Data records –
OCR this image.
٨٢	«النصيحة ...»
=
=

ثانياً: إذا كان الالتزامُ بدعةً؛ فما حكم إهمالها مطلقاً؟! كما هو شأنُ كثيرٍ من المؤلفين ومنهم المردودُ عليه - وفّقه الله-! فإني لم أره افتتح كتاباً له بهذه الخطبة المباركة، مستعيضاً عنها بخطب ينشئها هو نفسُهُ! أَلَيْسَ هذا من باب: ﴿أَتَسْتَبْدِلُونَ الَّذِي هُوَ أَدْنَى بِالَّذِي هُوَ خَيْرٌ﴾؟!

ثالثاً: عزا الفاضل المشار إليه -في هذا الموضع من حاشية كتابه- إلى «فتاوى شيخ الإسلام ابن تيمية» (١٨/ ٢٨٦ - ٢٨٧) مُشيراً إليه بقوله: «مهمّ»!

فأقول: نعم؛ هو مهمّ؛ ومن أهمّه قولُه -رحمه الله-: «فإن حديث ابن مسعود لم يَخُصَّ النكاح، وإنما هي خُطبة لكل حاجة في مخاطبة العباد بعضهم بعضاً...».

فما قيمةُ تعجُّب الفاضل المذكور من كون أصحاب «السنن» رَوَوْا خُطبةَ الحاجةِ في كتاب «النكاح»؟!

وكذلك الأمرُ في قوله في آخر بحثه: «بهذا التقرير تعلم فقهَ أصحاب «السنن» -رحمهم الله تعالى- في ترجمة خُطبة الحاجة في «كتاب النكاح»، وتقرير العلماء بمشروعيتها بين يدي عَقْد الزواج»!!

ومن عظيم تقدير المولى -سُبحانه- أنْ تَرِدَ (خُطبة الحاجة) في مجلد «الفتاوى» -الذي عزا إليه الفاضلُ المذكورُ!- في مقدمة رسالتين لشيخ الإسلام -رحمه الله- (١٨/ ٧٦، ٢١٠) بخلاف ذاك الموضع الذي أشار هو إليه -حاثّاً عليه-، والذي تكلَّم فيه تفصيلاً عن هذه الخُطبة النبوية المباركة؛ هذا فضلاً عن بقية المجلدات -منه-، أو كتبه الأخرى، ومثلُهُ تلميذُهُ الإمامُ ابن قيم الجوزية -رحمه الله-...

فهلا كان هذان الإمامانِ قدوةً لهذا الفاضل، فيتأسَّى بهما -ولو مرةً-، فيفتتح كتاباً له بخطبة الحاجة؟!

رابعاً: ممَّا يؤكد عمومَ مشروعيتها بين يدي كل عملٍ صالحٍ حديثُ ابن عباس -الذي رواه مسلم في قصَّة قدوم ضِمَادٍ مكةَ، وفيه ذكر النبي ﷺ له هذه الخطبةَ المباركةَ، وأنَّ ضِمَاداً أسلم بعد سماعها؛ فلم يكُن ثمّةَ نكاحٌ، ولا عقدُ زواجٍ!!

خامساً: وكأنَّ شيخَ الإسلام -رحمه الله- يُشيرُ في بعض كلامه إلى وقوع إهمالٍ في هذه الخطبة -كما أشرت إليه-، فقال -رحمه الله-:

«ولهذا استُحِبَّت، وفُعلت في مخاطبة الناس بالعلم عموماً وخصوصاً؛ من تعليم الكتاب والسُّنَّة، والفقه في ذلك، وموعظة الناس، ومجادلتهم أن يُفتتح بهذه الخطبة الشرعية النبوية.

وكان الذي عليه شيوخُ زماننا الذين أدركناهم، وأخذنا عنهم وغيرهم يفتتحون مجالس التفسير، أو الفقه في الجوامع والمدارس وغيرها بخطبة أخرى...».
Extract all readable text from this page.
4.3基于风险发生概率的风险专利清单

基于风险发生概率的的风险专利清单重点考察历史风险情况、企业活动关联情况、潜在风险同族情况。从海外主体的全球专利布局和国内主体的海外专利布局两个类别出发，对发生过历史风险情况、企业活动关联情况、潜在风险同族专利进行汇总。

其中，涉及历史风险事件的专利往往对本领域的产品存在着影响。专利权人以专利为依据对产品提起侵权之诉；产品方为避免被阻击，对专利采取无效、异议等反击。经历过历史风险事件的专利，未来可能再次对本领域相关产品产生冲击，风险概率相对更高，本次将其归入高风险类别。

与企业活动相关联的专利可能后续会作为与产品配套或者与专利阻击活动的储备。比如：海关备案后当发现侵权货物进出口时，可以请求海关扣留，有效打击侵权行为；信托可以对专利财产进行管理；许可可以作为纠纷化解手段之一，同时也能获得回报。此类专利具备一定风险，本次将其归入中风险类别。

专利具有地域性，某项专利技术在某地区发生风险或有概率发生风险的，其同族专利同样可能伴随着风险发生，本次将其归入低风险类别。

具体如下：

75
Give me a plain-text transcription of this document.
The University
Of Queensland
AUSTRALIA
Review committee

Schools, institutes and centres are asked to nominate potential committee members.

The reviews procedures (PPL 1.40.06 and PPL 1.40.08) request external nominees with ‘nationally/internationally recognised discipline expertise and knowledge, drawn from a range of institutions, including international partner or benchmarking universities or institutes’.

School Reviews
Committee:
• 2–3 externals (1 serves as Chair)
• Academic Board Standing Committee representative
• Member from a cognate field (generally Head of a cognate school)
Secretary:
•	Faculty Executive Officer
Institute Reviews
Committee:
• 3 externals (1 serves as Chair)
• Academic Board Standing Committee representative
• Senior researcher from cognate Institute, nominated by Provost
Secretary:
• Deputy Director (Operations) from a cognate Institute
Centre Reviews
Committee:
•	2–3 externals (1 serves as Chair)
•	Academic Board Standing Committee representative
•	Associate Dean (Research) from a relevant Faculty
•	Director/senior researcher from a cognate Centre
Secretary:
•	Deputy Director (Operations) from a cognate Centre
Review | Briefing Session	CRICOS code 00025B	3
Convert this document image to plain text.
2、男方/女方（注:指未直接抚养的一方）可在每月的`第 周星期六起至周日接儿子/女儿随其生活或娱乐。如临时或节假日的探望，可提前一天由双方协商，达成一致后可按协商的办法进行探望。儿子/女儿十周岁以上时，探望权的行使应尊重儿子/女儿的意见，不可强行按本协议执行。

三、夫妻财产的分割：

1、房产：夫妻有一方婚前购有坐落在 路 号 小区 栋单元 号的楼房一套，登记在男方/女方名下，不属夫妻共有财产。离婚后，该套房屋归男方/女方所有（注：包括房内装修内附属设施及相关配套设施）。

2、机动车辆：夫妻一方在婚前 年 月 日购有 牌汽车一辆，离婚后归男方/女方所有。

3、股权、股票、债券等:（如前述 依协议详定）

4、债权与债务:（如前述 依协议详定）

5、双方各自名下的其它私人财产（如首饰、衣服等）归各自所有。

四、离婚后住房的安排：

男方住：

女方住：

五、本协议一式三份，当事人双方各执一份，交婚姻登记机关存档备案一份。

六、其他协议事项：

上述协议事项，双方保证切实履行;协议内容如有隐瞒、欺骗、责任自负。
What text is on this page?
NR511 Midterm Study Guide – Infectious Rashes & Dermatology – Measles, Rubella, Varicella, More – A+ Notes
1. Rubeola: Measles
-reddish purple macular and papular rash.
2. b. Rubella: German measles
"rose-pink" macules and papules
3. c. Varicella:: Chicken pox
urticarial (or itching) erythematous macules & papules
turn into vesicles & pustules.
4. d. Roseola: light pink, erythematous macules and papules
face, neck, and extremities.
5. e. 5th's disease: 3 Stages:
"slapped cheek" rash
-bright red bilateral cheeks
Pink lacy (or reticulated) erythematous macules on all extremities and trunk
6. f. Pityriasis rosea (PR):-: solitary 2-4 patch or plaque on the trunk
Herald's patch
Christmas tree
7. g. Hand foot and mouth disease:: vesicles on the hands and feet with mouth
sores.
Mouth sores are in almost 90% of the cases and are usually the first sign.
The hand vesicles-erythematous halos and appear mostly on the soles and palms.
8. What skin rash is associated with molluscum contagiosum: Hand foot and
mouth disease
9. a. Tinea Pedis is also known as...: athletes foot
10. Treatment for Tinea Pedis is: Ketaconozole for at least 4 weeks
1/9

Exercise task – From the material above, copy each line that includes the word "serves".

Expected output –
• 2–3 externals (1 serves as Chair)
• 3 externals (1 serves as Chair)
•	2–3 externals (1 serves as Chair)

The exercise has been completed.